- **Short problem**
Repeat all of the data precisely.

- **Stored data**
::::::::

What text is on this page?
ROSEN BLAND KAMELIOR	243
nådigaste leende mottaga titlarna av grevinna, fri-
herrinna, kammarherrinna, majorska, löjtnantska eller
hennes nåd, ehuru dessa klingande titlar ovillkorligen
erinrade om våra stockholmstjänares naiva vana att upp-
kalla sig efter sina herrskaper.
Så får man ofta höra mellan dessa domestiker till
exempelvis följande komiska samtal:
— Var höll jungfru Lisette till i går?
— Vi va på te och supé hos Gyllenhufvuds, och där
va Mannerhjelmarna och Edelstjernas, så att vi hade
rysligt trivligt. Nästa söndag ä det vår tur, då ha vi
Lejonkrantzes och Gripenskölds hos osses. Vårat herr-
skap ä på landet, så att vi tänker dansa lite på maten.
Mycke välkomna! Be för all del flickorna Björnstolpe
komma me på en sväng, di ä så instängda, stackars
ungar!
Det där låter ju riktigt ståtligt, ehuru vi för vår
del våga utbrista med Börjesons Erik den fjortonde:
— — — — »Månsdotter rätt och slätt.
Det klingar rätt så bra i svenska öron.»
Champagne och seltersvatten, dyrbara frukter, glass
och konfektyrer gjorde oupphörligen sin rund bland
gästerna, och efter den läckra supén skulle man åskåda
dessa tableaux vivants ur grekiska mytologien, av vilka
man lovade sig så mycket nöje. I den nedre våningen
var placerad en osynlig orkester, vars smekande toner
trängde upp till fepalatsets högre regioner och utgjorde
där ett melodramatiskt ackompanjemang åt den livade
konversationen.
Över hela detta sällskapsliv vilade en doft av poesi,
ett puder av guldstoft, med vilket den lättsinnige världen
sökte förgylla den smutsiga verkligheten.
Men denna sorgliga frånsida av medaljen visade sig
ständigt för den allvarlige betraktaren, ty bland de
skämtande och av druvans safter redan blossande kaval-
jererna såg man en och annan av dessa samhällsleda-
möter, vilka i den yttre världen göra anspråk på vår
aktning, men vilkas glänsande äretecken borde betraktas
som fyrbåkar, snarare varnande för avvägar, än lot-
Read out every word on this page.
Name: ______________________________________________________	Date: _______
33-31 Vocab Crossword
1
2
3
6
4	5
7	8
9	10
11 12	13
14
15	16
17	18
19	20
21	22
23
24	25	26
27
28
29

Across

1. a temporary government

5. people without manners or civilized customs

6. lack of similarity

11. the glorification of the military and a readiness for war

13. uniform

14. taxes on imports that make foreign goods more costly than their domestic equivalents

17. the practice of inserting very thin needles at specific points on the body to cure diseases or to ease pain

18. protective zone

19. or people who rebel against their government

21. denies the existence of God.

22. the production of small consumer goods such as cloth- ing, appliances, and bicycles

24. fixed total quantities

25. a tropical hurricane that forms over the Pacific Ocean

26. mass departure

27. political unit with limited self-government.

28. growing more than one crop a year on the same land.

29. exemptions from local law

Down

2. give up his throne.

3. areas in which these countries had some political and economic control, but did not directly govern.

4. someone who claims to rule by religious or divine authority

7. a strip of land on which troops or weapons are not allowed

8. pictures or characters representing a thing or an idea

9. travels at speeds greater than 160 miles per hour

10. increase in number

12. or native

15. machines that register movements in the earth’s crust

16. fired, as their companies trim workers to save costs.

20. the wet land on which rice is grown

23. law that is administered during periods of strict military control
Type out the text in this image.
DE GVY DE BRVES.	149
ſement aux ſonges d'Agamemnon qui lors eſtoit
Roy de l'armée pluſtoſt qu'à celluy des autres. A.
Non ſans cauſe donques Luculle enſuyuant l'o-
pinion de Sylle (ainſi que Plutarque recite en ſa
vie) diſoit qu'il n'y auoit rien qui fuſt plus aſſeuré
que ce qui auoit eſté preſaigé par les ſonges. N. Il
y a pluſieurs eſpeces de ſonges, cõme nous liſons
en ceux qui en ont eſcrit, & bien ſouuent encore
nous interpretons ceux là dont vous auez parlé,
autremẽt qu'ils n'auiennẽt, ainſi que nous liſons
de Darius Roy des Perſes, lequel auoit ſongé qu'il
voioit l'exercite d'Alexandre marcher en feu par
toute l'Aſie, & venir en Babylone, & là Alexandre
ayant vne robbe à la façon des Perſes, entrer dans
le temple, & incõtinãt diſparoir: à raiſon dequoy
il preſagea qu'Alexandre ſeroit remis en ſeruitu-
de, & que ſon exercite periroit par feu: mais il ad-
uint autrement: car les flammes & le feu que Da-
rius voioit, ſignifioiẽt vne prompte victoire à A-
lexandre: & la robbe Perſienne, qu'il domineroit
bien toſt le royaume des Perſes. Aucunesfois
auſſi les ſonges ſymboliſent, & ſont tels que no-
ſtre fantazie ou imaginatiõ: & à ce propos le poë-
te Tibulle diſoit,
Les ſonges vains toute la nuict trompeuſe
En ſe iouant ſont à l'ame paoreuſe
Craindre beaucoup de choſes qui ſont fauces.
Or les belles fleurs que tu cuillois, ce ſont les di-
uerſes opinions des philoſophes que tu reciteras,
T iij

::::::::

- **Output below**
What text is on this page?
ROSEN BLAND KAMELIOR	243
nådigaste leende mottaga titlarna av grevinna, fri-
herrinna, kammarherrinna, majorska, löjtnantska eller
hennes nåd, ehuru dessa klingande titlar ovillkorligen
erinrade om våra stockholmstjänares naiva vana att upp-
kalla sig efter sina herrskaper.
Så får man ofta höra mellan dessa domestiker till
exempelvis följande komiska samtal:
— Var höll jungfru Lisette till i går?
— Vi va på te och supé hos Gyllenhufvuds, och där
va Mannerhjelmarna och Edelstjernas, så att vi hade
rysligt trivligt. Nästa söndag ä det vår tur, då ha vi
Lejonkrantzes och Gripenskölds hos osses. Vårat herr-
skap ä på landet, så att vi tänker dansa lite på maten.
Mycke välkomna! Be för all del flickorna Björnstolpe
komma me på en sväng, di ä så instängda, stackars
ungar!
Det där låter ju riktigt ståtligt, ehuru vi för vår
del våga utbrista med Börjesons Erik den fjortonde:
— — — — »Månsdotter rätt och slätt.
Det klingar rätt så bra i svenska öron.»
Champagne och seltersvatten, dyrbara frukter, glass
och konfektyrer gjorde oupphörligen sin rund bland
gästerna, och efter den läckra supén skulle man åskåda
dessa tableaux vivants ur grekiska mytologien, av vilka
man lovade sig så mycket nöje. I den nedre våningen
var placerad en osynlig orkester, vars smekande toner
trängde upp till fepalatsets högre regioner och utgjorde
där ett melodramatiskt ackompanjemang åt den livade
konversationen.
Över hela detta sällskapsliv vilade en doft av poesi,
ett puder av guldstoft, med vilket den lättsinnige världen
sökte förgylla den smutsiga verkligheten.
Men denna sorgliga frånsida av medaljen visade sig
ständigt för den allvarlige betraktaren, ty bland de
skämtande och av druvans safter redan blossande kaval-
jererna såg man en och annan av dessa samhällsleda-
möter, vilka i den yttre världen göra anspråk på vår
aktning, men vilkas glänsande äretecken borde betraktas
som fyrbåkar, snarare varnande för avvägar, än lot-
Read out every word on this page.
Name: ______________________________________________________	Date: _______
33-31 Vocab Crossword
1
2
3
6
4	5
7	8
9	10
11 12	13
14
15	16
17	18
19	20
21	22
23
24	25	26
27
28
29

Across

1. a temporary government

5. people without manners or civilized customs

6. lack of similarity

11. the glorification of the military and a readiness for war

13. uniform

14. taxes on imports that make foreign goods more costly than their domestic equivalents

17. the practice of inserting very thin needles at specific points on the body to cure diseases or to ease pain

18. protective zone

19. or people who rebel against their government

21. denies the existence of God.

22. the production of small consumer goods such as cloth- ing, appliances, and bicycles

24. fixed total quantities

25. a tropical hurricane that forms over the Pacific Ocean

26. mass departure

27. political unit with limited self-government.

28. growing more than one crop a year on the same land.

29. exemptions from local law

Down

2. give up his throne.

3. areas in which these countries had some political and economic control, but did not directly govern.

4. someone who claims to rule by religious or divine authority

7. a strip of land on which troops or weapons are not allowed

8. pictures or characters representing a thing or an idea

9. travels at speeds greater than 160 miles per hour

10. increase in number

12. or native

15. machines that register movements in the earth’s crust

16. fired, as their companies trim workers to save costs.

20. the wet land on which rice is grown

23. law that is administered during periods of strict military control
Type out the text in this image.
DE GVY DE BRVES.	149
ſement aux ſonges d'Agamemnon qui lors eſtoit
Roy de l'armée pluſtoſt qu'à celluy des autres. A.
Non ſans cauſe donques Luculle enſuyuant l'o-
pinion de Sylle (ainſi que Plutarque recite en ſa
vie) diſoit qu'il n'y auoit rien qui fuſt plus aſſeuré
que ce qui auoit eſté preſaigé par les ſonges. N. Il
y a pluſieurs eſpeces de ſonges, cõme nous liſons
en ceux qui en ont eſcrit, & bien ſouuent encore
nous interpretons ceux là dont vous auez parlé,
autremẽt qu'ils n'auiennẽt, ainſi que nous liſons
de Darius Roy des Perſes, lequel auoit ſongé qu'il
voioit l'exercite d'Alexandre marcher en feu par
toute l'Aſie, & venir en Babylone, & là Alexandre
ayant vne robbe à la façon des Perſes, entrer dans
le temple, & incõtinãt diſparoir: à raiſon dequoy
il preſagea qu'Alexandre ſeroit remis en ſeruitu-
de, & que ſon exercite periroit par feu: mais il ad-
uint autrement: car les flammes & le feu que Da-
rius voioit, ſignifioiẽt vne prompte victoire à A-
lexandre: & la robbe Perſienne, qu'il domineroit
bien toſt le royaume des Perſes. Aucunesfois
auſſi les ſonges ſymboliſent, & ſont tels que no-
ſtre fantazie ou imaginatiõ: & à ce propos le poë-
te Tibulle diſoit,
Les ſonges vains toute la nuict trompeuſe
En ſe iouant ſont à l'ame paoreuſe
Craindre beaucoup de choſes qui ſont fauces.
Or les belles fleurs que tu cuillois, ce ſont les di-
uerſes opinions des philoſophes que tu reciteras,
T iij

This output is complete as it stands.